**Available records**
• • •
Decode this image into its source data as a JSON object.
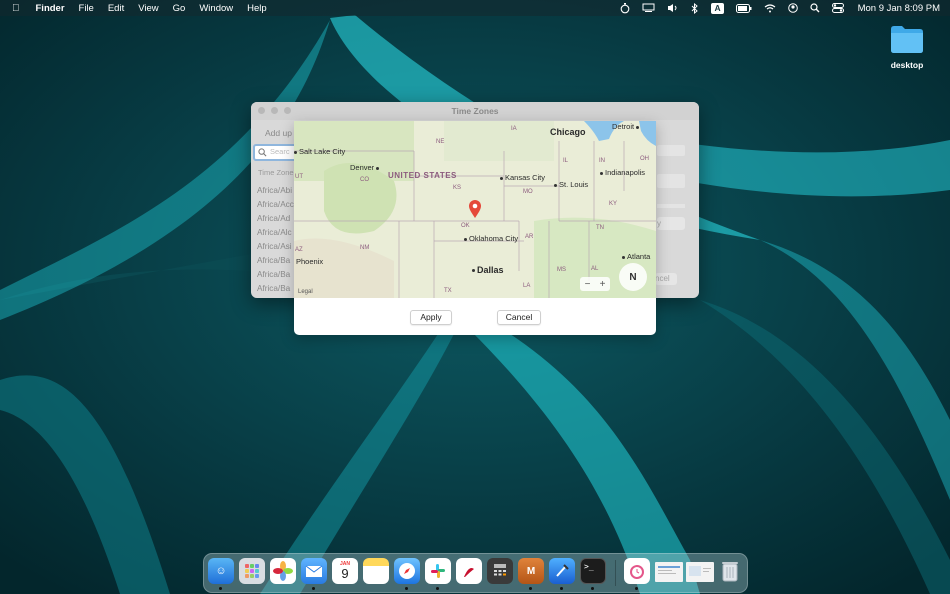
{
  "menubar": {
    "app_menus": [
      "Finder",
      "File",
      "Edit",
      "View",
      "Go",
      "Window",
      "Help"
    ],
    "status_icons": [
      "timer-icon",
      "display-icon",
      "volume-icon",
      "bluetooth-icon",
      "input-source-icon",
      "battery-icon",
      "wifi-icon",
      "user-icon",
      "spotlight-icon",
      "control-center-icon"
    ],
    "input_source_label": "A",
    "clock": "Mon 9 Jan  8:09 PM"
  },
  "desktop": {
    "folder_label": "desktop"
  },
  "bg_window": {
    "title": "Time Zones",
    "add_label": "Add up",
    "search_placeholder": "Searc",
    "column_header": "Time Zone",
    "rows": [
      "Africa/Abi",
      "Africa/Acc",
      "Africa/Ad",
      "Africa/Alc",
      "Africa/Asi",
      "Africa/Ba",
      "Africa/Ba",
      "Africa/Ba"
    ],
    "apply_label": "y",
    "cancel_label": "ncel"
  },
  "map": {
    "cities": [
      {
        "name": "Chicago",
        "big": true
      },
      {
        "name": "Detroit",
        "big": false
      },
      {
        "name": "Salt Lake City",
        "big": false
      },
      {
        "name": "Denver",
        "big": false
      },
      {
        "name": "Kansas City",
        "big": false
      },
      {
        "name": "St. Louis",
        "big": false
      },
      {
        "name": "Indianapolis",
        "big": false
      },
      {
        "name": "Oklahoma City",
        "big": false
      },
      {
        "name": "Phoenix",
        "big": false
      },
      {
        "name": "Dallas",
        "big": true
      },
      {
        "name": "Atlanta",
        "big": false
      }
    ],
    "country_label": "UNITED STATES",
    "states": [
      "IA",
      "NE",
      "IL",
      "IN",
      "OH",
      "UT",
      "CO",
      "KS",
      "MO",
      "KY",
      "OK",
      "AR",
      "TN",
      "AZ",
      "NM",
      "MS",
      "AL",
      "TX",
      "LA"
    ],
    "zoom_out": "−",
    "zoom_in": "+",
    "compass": "N",
    "legal": "Legal",
    "accent_pin": "#e5493a"
  },
  "dialog": {
    "apply_label": "Apply",
    "cancel_label": "Cancel"
  },
  "dock": {
    "apps": [
      "finder",
      "launchpad",
      "photos",
      "mail",
      "calendar",
      "notes",
      "safari",
      "slack",
      "pdf-reader",
      "calculator",
      "mamp",
      "xcode",
      "terminal",
      "time-app",
      "preview-doc-1",
      "preview-doc-2",
      "trash"
    ],
    "calendar_month": "JAN",
    "calendar_day": "9"
  }
}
• • •
**Requirement**
From start to finish, output the listing exactly, but omit its pictures.

**Solution**
Decode this image into its source data as a JSON object.
{
  "menubar": {
    "app_menus": [
      "Finder",
      "File",
      "Edit",
      "View",
      "Go",
      "Window",
      "Help"
    ],
    "status_icons": [
      "timer-icon",
      "display-icon",
      "volume-icon",
      "bluetooth-icon",
      "input-source-icon",
      "battery-icon",
      "wifi-icon",
      "user-icon",
      "spotlight-icon",
      "control-center-icon"
    ],
    "input_source_label": "A",
    "clock": "Mon 9 Jan  8:09 PM"
  },
  "desktop": {
    "folder_label": "desktop"
  },
  "bg_window": {
    "title": "Time Zones",
    "add_label": "Add up",
    "search_placeholder": "Searc",
    "column_header": "Time Zone",
    "rows": [
      "Africa/Abi",
      "Africa/Acc",
      "Africa/Ad",
      "Africa/Alc",
      "Africa/Asi",
      "Africa/Ba",
      "Africa/Ba",
      "Africa/Ba"
    ],
    "apply_label": "y",
    "cancel_label": "ncel"
  },
  "map": {
    "cities": [
      {
        "name": "Chicago",
        "big": true
      },
      {
        "name": "Detroit",
        "big": false
      },
      {
        "name": "Salt Lake City",
        "big": false
      },
      {
        "name": "Denver",
        "big": false
      },
      {
        "name": "Kansas City",
        "big": false
      },
      {
        "name": "St. Louis",
        "big": false
      },
      {
        "name": "Indianapolis",
        "big": false
      },
      {
        "name": "Oklahoma City",
        "big": false
      },
      {
        "name": "Phoenix",
        "big": false
      },
      {
        "name": "Dallas",
        "big": true
      },
      {
        "name": "Atlanta",
        "big": false
      }
    ],
    "country_label": "UNITED STATES",
    "states": [
      "IA",
      "NE",
      "IL",
      "IN",
      "OH",
      "UT",
      "CO",
      "KS",
      "MO",
      "KY",
      "OK",
      "AR",
      "TN",
      "AZ",
      "NM",
      "MS",
      "AL",
      "TX",
      "LA"
    ],
    "zoom_out": "−",
    "zoom_in": "+",
    "compass": "N",
    "legal": "Legal",
    "accent_pin": "#e5493a"
  },
  "dialog": {
    "apply_label": "Apply",
    "cancel_label": "Cancel"
  },
  "dock": {
    "apps": [
      "finder",
      "launchpad",
      "photos",
      "mail",
      "calendar",
      "notes",
      "safari",
      "slack",
      "pdf-reader",
      "calculator",
      "mamp",
      "xcode",
      "terminal",
      "time-app",
      "preview-doc-1",
      "preview-doc-2",
      "trash"
    ],
    "calendar_month": "JAN",
    "calendar_day": "9"
  }
}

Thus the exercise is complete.